● Directions for this task
List all lines of the data containing the word "предоставляются".

***** Supplied data *****

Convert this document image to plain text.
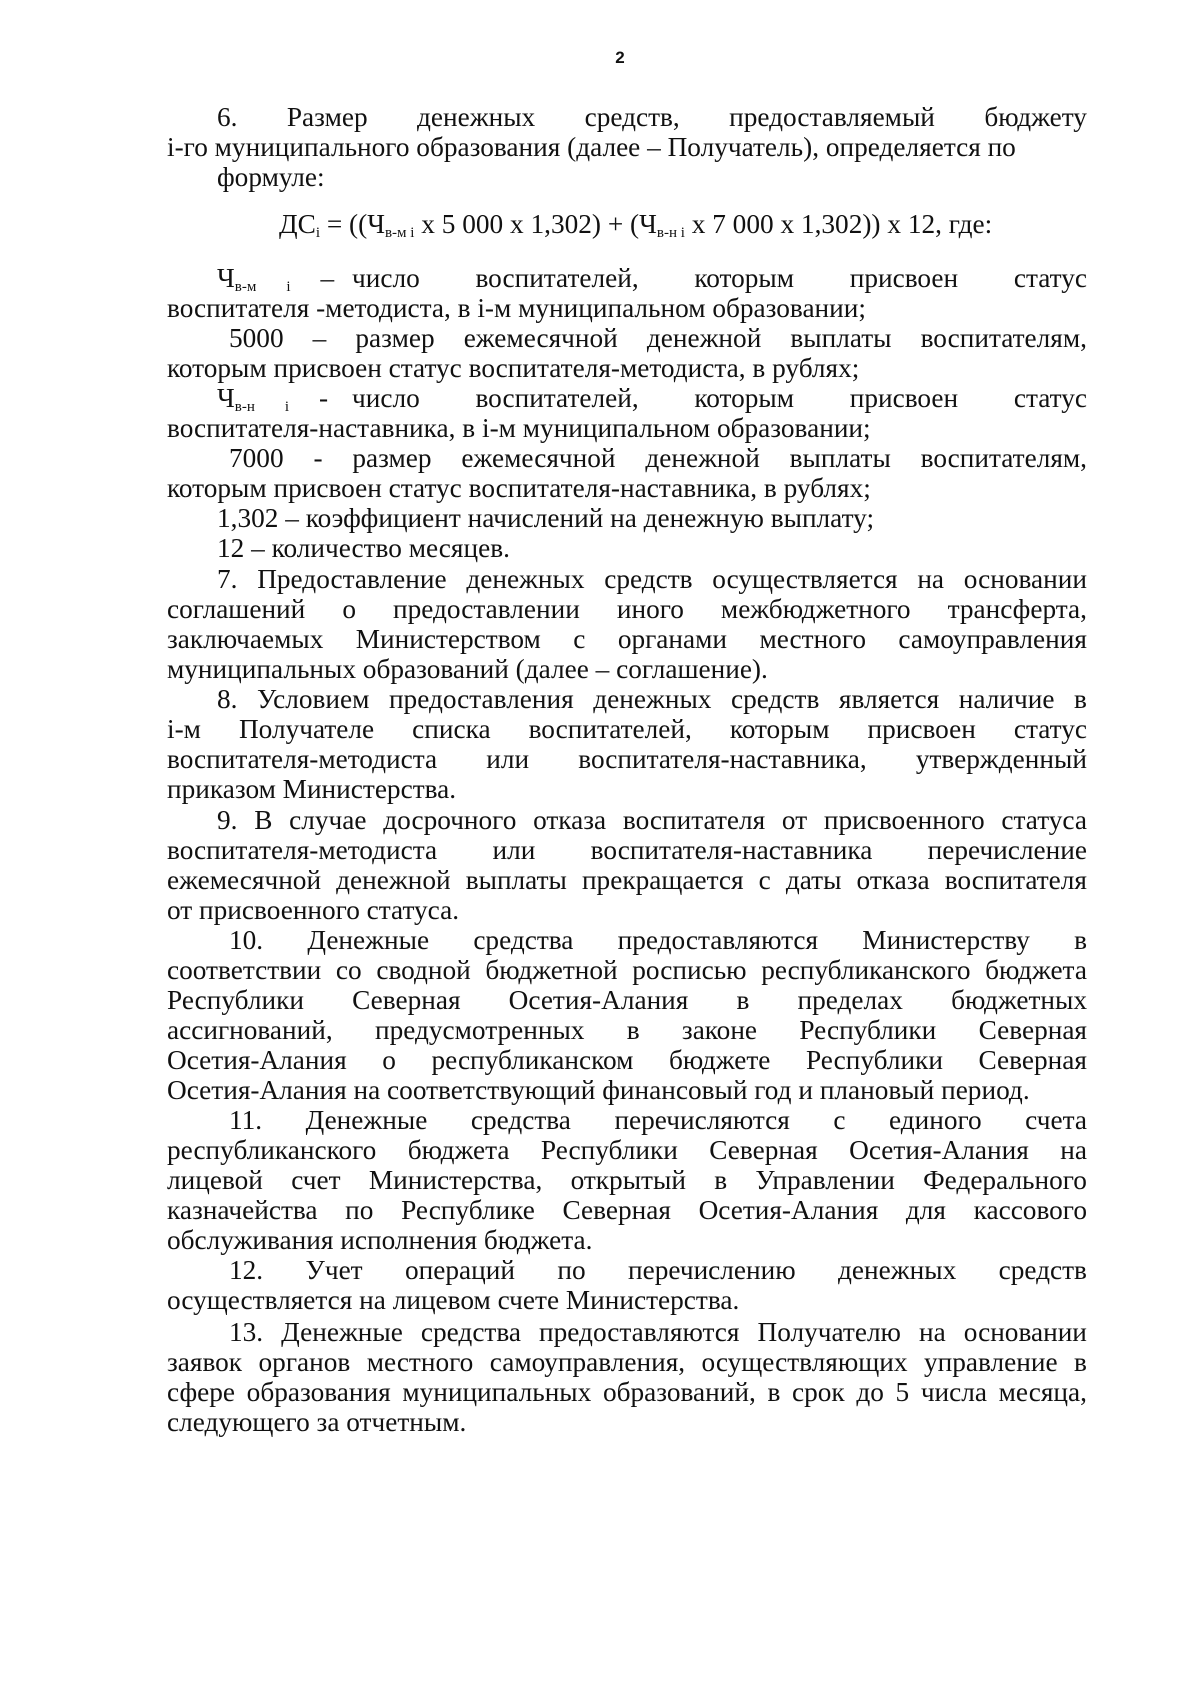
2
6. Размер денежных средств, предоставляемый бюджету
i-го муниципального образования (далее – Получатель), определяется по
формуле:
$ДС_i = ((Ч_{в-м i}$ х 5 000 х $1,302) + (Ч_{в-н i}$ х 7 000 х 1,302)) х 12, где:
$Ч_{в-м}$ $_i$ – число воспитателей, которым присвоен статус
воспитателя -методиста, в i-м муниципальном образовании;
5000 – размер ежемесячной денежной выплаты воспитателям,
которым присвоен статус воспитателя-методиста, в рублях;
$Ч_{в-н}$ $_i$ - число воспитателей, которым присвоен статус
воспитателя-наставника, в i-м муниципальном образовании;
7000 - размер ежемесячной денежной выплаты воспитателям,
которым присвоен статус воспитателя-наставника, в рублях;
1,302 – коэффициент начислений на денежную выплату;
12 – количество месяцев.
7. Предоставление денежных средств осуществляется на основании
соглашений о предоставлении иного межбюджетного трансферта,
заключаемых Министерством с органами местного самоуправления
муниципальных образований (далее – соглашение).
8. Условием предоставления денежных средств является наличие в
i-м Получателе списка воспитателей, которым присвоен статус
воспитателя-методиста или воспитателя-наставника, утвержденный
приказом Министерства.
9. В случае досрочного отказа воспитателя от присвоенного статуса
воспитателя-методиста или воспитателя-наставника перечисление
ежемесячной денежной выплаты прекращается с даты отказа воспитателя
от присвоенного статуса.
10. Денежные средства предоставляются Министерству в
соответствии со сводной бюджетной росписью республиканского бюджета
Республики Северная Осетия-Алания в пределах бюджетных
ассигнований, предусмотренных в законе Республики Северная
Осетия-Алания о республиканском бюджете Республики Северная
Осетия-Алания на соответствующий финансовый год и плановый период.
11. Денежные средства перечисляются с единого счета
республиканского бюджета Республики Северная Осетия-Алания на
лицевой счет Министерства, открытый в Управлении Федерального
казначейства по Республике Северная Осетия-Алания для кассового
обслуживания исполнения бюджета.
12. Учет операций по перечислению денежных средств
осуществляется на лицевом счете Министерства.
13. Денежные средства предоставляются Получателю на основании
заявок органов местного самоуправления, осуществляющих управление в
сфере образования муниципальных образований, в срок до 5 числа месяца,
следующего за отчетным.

*****

● Response to the task
10. Денежные средства предоставляются Министерству в
13. Денежные средства предоставляются Получателю на основании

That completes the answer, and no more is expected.